── DOCUMENTO DE ORIGEM
A idéia de que a dengue é uma doença preocupante apenas a partir da segunda infecção pode cair por terra. Pesquisadores de Recife descobriram que metade dos pacientes que apresentaram dengue hemorrágica entre 2004 e 2005 adquiriram a variante mais grave da moléstia já na primeira infecção. O estudo lança a suspeita de que o vírus da doença possa estar se tornando mais virulento.

Médicos e epidemiologistas normalmente trabalham com a idéia de que a dengue hemorrágica só tem chance de aparecer após a segunda infecção, porque os anticorpos que lutaram contra a doença da primeira vez acabam potencializando a ação do vírus na segunda.

Os sintomas mais graves, que podem inclusive levar à morte, até podem ocorrer na primeira infecção, mas só em pacientes com condições genéticas raras ou se, por algum motivo, a pessoa infectada está com o sistema imunológico debilitado. Mesmo assim, são poucos os casos. Mais de 90%, de acordo com a literatura científica, ocorre após a segunda infecção.

O estudo feito no Recife considerou uma amostragem de 211 pacientes -recrutados em três hospitais da cidade- que tiveram dengue entre 2004 a 2005. Destes, 30 apresentaram dengue hemorrágica, sendo 16 em primeira infecção. Ou seja, 53% dos casos. A partir desse recorte, a equipe estimou os resultados para toda a população da cidade. Os dados estarão no “American Journal of Tropical Medicine and Hygiene”.

“É possível que a explicação para isso seja uma maior patogenicidade do vírus, mas pode ser também que a população daqui tenha alguma característica genética que possibilite isso. De qualquer modo, precisamos de mais estudos não só aqui como em outras regiões do país”, afirma Carlos Brito, pesquisador do Departamento de Virologia da unidade da Fiocruz no Recife que liderou a pesquisa.
────
── ITENS FORNECIDOS
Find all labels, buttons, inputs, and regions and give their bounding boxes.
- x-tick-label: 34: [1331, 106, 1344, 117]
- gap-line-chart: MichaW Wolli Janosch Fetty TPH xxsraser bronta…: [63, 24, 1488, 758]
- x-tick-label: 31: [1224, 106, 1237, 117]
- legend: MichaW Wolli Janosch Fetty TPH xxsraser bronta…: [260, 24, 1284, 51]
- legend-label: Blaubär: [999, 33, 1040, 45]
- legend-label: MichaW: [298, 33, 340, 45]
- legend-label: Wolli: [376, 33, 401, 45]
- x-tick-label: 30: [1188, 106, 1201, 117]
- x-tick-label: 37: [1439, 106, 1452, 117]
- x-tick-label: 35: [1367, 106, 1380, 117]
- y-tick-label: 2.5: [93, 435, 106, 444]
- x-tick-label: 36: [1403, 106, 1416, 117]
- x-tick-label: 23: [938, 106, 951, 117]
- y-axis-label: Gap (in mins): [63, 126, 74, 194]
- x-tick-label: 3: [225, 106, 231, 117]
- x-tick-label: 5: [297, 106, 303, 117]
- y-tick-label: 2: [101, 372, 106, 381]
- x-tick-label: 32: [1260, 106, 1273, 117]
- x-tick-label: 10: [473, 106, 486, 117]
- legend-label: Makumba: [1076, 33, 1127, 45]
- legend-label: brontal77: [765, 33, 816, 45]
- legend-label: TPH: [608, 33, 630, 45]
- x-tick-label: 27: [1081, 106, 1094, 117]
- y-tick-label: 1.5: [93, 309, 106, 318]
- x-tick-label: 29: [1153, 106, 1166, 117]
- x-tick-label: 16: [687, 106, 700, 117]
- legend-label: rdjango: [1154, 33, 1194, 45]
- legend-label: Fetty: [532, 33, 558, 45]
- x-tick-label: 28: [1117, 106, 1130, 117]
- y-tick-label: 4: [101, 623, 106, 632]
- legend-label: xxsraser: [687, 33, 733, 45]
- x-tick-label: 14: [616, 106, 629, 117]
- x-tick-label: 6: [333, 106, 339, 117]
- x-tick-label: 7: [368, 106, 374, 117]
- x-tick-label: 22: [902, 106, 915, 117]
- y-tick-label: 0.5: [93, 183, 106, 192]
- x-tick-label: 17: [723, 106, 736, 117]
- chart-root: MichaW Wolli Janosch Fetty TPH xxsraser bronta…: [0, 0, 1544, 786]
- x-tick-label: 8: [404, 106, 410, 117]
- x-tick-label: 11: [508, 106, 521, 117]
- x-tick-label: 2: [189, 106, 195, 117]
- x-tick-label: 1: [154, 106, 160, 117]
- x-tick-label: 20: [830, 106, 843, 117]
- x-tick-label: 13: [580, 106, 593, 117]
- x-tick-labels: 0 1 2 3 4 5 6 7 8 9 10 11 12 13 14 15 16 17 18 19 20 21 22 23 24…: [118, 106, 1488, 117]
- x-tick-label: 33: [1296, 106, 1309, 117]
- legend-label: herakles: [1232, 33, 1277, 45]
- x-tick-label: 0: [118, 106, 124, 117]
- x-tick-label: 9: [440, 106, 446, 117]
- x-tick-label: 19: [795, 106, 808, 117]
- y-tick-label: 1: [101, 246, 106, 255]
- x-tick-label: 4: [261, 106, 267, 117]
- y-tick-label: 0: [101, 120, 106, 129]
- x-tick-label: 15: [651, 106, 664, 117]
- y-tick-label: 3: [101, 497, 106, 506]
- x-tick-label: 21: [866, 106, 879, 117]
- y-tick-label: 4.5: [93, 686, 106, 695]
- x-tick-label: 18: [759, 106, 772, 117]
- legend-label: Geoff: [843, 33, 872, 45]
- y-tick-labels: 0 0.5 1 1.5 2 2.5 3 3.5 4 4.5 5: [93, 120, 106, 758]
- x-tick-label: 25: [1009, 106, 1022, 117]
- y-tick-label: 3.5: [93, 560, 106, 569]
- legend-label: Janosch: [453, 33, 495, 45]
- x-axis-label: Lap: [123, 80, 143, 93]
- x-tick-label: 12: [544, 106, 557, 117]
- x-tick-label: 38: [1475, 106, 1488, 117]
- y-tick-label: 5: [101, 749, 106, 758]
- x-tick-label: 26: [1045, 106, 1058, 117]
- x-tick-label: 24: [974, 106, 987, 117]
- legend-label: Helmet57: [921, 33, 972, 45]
────
EXERCÍCIO:
Responda às perguntas com base no texto sobre a dengue hemorrágica.
(a) Em que duas situações os sintomas mais graves podem ocorrer já na primeira infecção?
(b) Dos 211 pacientes da amostragem, quantos apresentaram dengue hemorrágica, e quantos deles em primeira infecção?
(c) Quem liderou a pesquisa, e em que departamento atua?

RESOLUÇÃO:
(a) Em pacientes com condições genéticas raras ou quando a pessoa infectada está com o sistema imunológico debilitado.
(b) 30 apresentaram dengue hemorrágica, sendo 16 em primeira infecção.
(c) Carlos Brito, pesquisador do Departamento de Virologia da unidade da Fiocruz no Recife.